══ Record list ══
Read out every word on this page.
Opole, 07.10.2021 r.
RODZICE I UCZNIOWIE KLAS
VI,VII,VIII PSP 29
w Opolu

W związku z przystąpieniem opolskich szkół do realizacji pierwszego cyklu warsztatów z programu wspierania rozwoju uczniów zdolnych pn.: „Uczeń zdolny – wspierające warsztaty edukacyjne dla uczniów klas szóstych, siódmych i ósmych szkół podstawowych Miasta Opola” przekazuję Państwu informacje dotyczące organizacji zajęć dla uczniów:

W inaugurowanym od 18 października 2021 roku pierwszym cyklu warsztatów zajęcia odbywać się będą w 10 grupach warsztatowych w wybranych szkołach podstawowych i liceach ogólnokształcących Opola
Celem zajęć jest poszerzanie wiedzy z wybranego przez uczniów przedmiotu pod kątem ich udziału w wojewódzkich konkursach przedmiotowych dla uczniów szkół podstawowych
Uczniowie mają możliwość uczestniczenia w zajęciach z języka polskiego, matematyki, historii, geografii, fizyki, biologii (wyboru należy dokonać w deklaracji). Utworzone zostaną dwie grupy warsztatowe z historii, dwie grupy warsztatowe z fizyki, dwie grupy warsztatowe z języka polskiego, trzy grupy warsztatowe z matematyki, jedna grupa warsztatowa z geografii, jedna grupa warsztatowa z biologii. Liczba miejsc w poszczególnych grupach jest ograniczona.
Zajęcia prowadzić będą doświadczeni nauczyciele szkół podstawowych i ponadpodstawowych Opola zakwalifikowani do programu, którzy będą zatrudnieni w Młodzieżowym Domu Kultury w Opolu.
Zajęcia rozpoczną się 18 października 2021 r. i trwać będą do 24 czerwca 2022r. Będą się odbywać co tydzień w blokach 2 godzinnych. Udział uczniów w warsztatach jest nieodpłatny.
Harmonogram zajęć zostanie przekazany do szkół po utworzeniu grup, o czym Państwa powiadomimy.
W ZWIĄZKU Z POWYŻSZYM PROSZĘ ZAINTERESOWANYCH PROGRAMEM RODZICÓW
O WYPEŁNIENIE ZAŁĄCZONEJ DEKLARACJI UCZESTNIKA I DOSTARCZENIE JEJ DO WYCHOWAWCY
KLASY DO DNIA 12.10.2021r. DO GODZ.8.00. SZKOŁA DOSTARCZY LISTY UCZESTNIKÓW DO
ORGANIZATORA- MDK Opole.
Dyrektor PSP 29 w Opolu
═══
What this task involves:
From the listing above, collect every line that mentions the word "Opole".

Written reply:
Opole, 07.10.2021 r.
ORGANIZATORA- MDK Opole.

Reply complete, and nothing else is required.